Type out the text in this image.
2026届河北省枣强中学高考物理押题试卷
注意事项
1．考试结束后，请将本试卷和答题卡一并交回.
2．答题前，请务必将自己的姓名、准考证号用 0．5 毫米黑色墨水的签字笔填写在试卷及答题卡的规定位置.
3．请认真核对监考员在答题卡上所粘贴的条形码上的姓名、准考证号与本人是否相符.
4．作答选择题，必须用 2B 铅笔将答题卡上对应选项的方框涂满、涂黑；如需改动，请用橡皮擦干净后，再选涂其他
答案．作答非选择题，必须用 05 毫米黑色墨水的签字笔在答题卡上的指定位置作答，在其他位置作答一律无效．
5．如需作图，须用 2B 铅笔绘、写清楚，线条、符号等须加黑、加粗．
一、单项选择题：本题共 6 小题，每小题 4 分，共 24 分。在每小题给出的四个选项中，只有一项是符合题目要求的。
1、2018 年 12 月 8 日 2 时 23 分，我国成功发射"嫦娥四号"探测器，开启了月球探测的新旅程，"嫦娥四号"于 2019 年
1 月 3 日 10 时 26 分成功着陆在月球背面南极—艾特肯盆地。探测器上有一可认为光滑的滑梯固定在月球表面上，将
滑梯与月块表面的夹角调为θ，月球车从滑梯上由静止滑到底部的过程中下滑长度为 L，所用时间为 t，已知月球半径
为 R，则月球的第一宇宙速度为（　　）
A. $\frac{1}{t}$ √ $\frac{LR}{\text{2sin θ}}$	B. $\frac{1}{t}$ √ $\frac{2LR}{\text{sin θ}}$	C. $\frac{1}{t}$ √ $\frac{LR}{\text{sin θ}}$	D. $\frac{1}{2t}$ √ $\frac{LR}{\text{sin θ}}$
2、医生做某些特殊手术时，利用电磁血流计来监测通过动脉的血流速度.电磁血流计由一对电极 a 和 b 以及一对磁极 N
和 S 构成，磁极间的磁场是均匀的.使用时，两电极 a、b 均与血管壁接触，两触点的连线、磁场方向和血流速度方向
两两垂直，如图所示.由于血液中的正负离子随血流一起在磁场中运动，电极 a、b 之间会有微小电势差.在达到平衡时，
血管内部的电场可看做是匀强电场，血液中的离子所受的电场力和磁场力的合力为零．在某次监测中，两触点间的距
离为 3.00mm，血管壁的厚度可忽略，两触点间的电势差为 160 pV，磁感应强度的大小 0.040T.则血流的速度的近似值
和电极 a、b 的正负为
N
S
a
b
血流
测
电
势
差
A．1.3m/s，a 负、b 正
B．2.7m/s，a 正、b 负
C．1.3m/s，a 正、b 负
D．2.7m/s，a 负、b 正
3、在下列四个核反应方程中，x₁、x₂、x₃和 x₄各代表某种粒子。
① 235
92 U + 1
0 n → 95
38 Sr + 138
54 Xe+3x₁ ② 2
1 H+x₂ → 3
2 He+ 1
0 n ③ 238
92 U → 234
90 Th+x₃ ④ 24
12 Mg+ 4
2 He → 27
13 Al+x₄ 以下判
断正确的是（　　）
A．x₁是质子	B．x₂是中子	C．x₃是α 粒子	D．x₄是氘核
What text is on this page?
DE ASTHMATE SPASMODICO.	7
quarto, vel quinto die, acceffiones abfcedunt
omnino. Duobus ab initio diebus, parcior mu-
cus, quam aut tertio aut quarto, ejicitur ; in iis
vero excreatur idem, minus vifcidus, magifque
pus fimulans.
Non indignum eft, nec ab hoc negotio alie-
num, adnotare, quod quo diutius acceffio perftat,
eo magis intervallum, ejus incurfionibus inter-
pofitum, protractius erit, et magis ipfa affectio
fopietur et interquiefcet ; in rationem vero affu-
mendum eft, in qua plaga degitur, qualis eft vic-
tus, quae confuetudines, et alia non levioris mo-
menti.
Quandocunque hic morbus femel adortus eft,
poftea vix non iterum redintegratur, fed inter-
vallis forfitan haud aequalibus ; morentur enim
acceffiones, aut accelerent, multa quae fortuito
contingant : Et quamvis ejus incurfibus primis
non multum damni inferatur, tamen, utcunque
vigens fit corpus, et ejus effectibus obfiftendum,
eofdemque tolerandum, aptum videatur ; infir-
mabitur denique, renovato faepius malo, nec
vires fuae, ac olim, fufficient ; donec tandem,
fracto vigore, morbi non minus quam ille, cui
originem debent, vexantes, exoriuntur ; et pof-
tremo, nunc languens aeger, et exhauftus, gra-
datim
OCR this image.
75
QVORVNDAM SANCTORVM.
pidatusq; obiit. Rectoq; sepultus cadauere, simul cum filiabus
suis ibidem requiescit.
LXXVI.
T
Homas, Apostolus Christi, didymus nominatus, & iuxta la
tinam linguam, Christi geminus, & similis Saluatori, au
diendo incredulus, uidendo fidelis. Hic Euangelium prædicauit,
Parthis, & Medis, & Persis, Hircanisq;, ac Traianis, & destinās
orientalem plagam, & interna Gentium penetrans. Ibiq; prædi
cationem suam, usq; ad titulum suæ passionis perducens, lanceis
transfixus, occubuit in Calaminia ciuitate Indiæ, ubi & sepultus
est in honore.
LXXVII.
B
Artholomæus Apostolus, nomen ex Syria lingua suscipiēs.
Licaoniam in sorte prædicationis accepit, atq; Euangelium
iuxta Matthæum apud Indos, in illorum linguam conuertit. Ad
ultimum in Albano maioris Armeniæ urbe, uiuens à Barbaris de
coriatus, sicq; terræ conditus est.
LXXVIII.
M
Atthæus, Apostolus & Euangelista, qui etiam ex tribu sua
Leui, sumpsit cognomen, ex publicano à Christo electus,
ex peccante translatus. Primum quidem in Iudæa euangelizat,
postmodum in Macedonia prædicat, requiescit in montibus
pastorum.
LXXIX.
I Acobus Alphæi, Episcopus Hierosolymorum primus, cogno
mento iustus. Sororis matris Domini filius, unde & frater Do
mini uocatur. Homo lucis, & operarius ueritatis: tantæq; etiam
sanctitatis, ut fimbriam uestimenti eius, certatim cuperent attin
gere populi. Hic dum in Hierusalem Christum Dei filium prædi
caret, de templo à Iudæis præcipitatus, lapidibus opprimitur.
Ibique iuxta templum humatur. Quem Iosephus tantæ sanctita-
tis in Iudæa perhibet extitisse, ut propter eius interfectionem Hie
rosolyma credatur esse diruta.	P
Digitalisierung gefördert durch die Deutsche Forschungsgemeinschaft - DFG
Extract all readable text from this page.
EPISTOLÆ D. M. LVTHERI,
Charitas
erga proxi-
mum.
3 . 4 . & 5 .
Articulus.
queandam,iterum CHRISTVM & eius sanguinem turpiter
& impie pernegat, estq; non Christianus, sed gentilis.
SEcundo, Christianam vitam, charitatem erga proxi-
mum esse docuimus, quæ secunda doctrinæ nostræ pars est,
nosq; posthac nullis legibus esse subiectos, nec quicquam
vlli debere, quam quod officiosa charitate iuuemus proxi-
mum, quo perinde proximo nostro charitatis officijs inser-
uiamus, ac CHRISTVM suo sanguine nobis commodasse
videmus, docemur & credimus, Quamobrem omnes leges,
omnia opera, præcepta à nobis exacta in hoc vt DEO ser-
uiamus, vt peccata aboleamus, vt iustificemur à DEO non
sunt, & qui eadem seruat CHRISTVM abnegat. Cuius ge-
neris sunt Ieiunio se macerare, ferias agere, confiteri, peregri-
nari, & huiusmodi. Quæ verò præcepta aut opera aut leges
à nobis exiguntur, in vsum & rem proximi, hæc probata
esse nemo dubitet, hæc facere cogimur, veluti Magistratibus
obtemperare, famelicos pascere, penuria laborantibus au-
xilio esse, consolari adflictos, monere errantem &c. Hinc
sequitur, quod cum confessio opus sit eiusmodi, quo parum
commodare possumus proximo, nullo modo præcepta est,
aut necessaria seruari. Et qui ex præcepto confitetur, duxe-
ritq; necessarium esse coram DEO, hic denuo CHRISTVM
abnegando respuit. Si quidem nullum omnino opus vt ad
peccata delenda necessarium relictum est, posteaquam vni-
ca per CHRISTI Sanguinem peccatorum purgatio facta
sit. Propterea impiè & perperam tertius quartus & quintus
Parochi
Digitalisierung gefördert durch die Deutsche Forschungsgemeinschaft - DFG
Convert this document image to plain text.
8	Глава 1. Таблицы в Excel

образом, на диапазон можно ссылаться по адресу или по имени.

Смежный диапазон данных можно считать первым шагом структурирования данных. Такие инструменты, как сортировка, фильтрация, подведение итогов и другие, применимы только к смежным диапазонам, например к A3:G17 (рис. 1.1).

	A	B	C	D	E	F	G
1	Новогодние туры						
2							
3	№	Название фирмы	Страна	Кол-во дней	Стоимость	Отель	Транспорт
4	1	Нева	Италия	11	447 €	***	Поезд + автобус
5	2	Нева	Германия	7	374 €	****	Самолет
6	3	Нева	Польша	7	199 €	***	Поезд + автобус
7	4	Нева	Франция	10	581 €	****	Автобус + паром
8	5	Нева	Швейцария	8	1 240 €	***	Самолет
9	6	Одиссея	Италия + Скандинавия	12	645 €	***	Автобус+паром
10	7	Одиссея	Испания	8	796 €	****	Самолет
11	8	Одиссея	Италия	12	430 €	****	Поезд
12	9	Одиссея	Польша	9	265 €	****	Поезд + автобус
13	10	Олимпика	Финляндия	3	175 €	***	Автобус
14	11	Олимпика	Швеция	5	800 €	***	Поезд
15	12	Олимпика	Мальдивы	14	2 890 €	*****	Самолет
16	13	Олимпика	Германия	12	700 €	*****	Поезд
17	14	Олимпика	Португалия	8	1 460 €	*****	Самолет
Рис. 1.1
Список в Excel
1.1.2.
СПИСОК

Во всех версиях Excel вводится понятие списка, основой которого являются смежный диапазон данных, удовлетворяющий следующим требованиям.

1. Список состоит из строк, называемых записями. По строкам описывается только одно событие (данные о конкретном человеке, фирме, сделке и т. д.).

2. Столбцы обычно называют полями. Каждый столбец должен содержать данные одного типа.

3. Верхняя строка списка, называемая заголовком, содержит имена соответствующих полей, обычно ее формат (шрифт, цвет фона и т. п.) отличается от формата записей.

######

__Job__.
Identify the lines in the entries above that contain "Германия", then copy them out.

__Exercise solution__.
5	2	Нева	Германия	7	374 €	****	Самолет
16	13	Олимпика	Германия	12	700 €	*****	Поезд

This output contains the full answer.